**Records supplied:**
┏━━

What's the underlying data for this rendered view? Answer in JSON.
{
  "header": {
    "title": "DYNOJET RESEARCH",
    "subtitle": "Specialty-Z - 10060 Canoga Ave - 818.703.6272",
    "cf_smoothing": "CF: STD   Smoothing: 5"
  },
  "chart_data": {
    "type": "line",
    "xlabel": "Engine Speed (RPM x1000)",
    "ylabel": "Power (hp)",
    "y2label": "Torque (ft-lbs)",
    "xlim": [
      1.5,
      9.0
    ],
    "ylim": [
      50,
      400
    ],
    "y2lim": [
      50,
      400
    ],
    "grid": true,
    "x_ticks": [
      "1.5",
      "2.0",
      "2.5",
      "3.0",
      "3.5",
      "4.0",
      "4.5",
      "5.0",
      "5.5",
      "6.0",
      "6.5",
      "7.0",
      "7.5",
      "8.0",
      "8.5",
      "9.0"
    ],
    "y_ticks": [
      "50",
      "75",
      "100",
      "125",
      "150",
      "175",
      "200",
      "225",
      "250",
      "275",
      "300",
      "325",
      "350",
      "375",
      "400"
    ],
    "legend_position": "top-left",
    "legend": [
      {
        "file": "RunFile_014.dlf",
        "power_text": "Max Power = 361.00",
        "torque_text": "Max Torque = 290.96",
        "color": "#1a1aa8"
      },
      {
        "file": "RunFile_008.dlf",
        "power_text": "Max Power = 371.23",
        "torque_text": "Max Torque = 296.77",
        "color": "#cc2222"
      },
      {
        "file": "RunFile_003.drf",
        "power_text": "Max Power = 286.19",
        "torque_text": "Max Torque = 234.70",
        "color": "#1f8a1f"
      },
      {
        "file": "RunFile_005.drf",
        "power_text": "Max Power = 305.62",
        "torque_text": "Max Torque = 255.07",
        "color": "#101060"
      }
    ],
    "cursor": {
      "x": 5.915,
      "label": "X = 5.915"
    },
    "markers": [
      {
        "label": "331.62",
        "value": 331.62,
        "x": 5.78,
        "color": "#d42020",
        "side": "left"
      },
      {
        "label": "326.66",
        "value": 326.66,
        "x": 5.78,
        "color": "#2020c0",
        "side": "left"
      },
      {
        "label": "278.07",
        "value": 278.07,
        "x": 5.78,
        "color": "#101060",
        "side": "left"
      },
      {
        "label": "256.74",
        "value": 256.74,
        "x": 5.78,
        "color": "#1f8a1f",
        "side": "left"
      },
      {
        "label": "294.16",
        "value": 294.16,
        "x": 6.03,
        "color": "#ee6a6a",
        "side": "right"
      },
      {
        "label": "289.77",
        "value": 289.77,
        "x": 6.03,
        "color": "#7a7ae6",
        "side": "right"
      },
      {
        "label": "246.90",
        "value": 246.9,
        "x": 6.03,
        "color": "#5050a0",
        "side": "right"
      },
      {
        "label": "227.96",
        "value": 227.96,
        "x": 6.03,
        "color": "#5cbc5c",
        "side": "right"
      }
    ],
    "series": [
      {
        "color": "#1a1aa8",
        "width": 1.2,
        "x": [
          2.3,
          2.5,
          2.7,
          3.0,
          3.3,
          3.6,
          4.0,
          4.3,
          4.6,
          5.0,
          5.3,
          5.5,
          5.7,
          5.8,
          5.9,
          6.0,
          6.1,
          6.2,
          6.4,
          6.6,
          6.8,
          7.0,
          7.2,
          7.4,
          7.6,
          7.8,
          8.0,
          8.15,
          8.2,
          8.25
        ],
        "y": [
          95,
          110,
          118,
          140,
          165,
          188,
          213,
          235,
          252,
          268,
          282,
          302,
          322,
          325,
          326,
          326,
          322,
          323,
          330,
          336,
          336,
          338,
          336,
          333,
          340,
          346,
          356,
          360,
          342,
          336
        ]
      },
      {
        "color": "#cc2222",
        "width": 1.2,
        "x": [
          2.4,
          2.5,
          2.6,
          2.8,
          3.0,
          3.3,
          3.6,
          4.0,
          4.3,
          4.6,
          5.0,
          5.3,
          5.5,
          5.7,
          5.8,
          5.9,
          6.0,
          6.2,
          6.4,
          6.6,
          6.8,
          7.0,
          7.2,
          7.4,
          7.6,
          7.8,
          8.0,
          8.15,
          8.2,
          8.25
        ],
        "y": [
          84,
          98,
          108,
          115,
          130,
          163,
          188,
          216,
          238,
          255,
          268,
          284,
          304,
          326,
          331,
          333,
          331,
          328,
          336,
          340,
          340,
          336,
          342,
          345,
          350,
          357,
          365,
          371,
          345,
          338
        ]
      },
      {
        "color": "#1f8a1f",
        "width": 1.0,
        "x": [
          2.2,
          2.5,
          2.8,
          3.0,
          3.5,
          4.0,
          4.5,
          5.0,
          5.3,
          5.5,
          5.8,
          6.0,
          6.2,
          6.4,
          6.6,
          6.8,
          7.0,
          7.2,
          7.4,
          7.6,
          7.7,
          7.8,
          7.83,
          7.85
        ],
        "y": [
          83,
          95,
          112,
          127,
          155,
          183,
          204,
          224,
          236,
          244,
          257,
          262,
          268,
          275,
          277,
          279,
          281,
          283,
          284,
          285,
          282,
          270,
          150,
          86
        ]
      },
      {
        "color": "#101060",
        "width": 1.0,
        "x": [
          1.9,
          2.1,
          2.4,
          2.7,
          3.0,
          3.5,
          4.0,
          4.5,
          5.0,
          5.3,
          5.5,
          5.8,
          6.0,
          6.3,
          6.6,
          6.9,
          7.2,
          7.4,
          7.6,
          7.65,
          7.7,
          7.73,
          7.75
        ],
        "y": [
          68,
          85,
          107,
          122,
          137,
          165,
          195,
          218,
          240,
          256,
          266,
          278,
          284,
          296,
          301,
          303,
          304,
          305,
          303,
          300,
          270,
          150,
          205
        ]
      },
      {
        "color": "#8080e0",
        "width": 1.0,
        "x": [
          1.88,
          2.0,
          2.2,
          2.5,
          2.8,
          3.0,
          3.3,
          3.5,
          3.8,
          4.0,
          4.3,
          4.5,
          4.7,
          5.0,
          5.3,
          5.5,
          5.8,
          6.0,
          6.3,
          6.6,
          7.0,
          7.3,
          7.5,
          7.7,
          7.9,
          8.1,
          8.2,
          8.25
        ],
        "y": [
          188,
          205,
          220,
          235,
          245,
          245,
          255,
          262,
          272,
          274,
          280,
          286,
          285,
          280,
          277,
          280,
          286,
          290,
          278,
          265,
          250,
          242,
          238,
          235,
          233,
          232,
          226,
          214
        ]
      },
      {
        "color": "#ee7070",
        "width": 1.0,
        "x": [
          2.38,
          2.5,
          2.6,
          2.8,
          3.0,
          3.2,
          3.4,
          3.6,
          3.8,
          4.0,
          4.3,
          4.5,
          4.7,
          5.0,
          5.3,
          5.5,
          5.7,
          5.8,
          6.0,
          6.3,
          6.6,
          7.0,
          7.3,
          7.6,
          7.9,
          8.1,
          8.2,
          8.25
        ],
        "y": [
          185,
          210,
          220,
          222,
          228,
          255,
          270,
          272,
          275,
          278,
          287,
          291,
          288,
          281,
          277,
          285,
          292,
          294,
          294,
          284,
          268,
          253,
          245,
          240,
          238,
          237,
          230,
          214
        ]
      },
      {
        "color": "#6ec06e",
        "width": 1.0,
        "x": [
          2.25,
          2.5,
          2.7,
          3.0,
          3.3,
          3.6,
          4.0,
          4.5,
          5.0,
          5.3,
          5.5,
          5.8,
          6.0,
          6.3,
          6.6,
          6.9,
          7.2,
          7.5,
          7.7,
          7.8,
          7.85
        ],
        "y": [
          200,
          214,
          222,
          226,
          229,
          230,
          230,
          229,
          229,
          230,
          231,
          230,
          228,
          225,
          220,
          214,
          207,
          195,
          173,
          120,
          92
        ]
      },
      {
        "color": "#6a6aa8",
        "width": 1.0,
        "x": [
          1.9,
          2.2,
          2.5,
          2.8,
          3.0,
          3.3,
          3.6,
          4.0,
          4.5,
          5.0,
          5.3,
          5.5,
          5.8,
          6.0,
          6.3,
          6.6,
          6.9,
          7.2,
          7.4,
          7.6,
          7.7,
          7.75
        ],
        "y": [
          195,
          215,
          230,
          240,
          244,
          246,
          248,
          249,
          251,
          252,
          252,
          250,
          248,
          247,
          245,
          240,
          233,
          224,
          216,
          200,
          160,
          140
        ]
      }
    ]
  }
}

┗━━

**What to work on:** Count how many lines hold the string "file" and give that number alone.

**Reply to the exercise:** 4